Copy the material word for word, from its first line through the line containing "dim-head-height-left: 29.7mm[1.17in] bbox=[10, 113, 74, 122]", including that line.

=== Data for this task ===

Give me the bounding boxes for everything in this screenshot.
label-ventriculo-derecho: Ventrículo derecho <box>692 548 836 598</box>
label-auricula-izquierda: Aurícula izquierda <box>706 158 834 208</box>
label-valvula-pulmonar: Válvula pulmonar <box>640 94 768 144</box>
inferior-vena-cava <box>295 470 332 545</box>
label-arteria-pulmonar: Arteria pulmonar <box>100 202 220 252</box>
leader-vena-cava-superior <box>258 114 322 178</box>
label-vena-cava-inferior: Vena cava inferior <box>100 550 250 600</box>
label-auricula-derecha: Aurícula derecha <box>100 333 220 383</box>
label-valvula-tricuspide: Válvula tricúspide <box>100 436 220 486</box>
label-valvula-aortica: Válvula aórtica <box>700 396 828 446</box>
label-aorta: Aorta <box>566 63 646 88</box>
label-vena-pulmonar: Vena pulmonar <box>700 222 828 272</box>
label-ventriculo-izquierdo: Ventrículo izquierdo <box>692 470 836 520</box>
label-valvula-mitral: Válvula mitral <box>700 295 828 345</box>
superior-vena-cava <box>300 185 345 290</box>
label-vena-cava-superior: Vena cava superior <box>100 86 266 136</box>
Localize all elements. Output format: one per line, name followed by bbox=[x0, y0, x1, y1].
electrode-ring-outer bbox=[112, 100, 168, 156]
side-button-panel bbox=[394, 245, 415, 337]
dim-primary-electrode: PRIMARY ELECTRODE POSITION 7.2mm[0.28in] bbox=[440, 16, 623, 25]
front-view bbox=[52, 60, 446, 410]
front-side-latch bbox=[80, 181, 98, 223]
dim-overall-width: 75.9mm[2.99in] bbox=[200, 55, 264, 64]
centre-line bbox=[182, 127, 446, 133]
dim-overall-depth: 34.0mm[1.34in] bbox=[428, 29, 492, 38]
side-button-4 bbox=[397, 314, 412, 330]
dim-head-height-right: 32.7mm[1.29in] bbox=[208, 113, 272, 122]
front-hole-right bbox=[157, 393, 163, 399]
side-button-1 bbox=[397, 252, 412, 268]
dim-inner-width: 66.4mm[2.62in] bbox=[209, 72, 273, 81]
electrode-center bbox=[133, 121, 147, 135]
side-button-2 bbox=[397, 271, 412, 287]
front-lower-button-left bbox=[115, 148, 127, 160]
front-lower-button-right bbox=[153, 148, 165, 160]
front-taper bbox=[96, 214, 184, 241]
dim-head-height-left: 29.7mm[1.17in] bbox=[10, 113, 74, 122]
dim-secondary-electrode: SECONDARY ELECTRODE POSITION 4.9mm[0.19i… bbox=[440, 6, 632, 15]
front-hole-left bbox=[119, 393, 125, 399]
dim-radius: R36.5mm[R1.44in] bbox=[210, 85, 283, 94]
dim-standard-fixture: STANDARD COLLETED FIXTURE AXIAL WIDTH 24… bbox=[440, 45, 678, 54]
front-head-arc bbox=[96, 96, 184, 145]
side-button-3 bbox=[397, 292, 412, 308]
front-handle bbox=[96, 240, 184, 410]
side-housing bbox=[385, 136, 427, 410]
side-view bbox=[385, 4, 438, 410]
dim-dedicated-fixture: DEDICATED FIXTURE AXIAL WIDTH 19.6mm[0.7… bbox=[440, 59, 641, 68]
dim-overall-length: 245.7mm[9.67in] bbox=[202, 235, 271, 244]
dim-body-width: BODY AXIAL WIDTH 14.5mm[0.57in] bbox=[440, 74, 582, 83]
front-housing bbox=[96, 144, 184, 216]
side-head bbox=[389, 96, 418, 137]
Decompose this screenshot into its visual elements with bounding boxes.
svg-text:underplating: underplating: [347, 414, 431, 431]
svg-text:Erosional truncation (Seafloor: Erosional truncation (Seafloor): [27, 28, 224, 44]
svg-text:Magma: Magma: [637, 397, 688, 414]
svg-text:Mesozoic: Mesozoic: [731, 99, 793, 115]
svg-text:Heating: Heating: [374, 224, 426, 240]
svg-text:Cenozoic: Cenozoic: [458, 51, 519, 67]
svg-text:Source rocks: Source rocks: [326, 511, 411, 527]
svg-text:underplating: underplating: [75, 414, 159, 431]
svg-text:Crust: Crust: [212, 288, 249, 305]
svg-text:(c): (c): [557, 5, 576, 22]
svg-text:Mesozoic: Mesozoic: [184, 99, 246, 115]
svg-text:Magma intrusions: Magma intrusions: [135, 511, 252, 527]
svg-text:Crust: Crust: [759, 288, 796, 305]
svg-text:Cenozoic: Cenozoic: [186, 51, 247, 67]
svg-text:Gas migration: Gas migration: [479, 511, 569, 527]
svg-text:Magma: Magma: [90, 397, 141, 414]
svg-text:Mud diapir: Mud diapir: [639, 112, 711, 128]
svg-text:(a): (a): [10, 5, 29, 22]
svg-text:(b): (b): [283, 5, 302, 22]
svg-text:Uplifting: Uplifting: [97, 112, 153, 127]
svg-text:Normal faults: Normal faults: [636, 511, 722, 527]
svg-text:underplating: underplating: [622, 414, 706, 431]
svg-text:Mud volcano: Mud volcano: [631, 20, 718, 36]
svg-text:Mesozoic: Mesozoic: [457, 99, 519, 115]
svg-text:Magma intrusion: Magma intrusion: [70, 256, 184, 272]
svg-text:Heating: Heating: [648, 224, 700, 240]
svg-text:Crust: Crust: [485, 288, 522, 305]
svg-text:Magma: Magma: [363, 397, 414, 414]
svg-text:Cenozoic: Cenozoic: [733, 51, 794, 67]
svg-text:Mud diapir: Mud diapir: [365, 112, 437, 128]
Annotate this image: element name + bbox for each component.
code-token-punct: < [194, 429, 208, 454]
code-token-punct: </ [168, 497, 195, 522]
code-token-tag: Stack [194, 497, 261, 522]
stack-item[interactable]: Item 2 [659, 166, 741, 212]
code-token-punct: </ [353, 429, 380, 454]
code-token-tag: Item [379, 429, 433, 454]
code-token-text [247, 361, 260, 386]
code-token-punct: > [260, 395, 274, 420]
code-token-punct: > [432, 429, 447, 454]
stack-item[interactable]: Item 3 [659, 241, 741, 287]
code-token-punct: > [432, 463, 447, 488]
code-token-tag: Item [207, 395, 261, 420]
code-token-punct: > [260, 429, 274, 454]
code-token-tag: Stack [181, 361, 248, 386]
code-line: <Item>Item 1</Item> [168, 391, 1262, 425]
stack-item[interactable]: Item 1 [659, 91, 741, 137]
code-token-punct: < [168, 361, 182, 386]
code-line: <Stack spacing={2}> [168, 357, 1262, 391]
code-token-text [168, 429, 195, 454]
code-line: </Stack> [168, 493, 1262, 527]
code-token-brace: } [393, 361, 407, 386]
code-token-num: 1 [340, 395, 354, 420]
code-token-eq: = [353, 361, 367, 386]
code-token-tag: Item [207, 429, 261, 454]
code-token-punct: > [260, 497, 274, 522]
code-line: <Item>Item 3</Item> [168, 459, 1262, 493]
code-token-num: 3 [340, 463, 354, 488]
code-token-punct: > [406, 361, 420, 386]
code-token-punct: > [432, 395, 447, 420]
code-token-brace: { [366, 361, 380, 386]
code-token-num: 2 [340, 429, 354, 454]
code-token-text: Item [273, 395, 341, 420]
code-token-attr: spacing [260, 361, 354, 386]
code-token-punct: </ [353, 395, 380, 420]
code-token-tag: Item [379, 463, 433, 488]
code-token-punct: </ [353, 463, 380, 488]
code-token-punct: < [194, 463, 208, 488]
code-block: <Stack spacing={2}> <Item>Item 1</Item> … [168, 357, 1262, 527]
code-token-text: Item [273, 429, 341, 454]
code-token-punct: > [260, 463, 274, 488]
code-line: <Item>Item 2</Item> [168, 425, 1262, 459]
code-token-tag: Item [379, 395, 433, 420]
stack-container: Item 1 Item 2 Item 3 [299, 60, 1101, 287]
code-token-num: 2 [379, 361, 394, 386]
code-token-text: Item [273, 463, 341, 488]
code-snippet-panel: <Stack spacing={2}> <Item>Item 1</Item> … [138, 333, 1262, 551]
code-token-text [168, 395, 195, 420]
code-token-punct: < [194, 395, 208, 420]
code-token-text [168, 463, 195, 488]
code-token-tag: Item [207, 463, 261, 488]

===

• _Written answer_:
Give me the bounding boxes for everything in this screenshot.
label-ventriculo-derecho: Ventrículo derecho <box>692 548 836 598</box>
label-auricula-izquierda: Aurícula izquierda <box>706 158 834 208</box>
label-valvula-pulmonar: Válvula pulmonar <box>640 94 768 144</box>
inferior-vena-cava <box>295 470 332 545</box>
label-arteria-pulmonar: Arteria pulmonar <box>100 202 220 252</box>
leader-vena-cava-superior <box>258 114 322 178</box>
label-vena-cava-inferior: Vena cava inferior <box>100 550 250 600</box>
label-auricula-derecha: Aurícula derecha <box>100 333 220 383</box>
label-valvula-tricuspide: Válvula tricúspide <box>100 436 220 486</box>
label-valvula-aortica: Válvula aórtica <box>700 396 828 446</box>
label-aorta: Aorta <box>566 63 646 88</box>
label-vena-pulmonar: Vena pulmonar <box>700 222 828 272</box>
label-ventriculo-izquierdo: Ventrículo izquierdo <box>692 470 836 520</box>
label-valvula-mitral: Válvula mitral <box>700 295 828 345</box>
superior-vena-cava <box>300 185 345 290</box>
label-vena-cava-superior: Vena cava superior <box>100 86 266 136</box>
Localize all elements. Output format: one per line, name followed by bbox=[x0, y0, x1, y1].
electrode-ring-outer bbox=[112, 100, 168, 156]
side-button-panel bbox=[394, 245, 415, 337]
dim-primary-electrode: PRIMARY ELECTRODE POSITION 7.2mm[0.28in] bbox=[440, 16, 623, 25]
front-view bbox=[52, 60, 446, 410]
front-side-latch bbox=[80, 181, 98, 223]
dim-overall-width: 75.9mm[2.99in] bbox=[200, 55, 264, 64]
centre-line bbox=[182, 127, 446, 133]
dim-overall-depth: 34.0mm[1.34in] bbox=[428, 29, 492, 38]
side-button-4 bbox=[397, 314, 412, 330]
dim-head-height-right: 32.7mm[1.29in] bbox=[208, 113, 272, 122]
front-hole-right bbox=[157, 393, 163, 399]
side-button-1 bbox=[397, 252, 412, 268]
dim-inner-width: 66.4mm[2.62in] bbox=[209, 72, 273, 81]
electrode-center bbox=[133, 121, 147, 135]
side-button-2 bbox=[397, 271, 412, 287]
front-lower-button-left bbox=[115, 148, 127, 160]
front-lower-button-right bbox=[153, 148, 165, 160]
front-taper bbox=[96, 214, 184, 241]
dim-head-height-left: 29.7mm[1.17in] bbox=[10, 113, 74, 122]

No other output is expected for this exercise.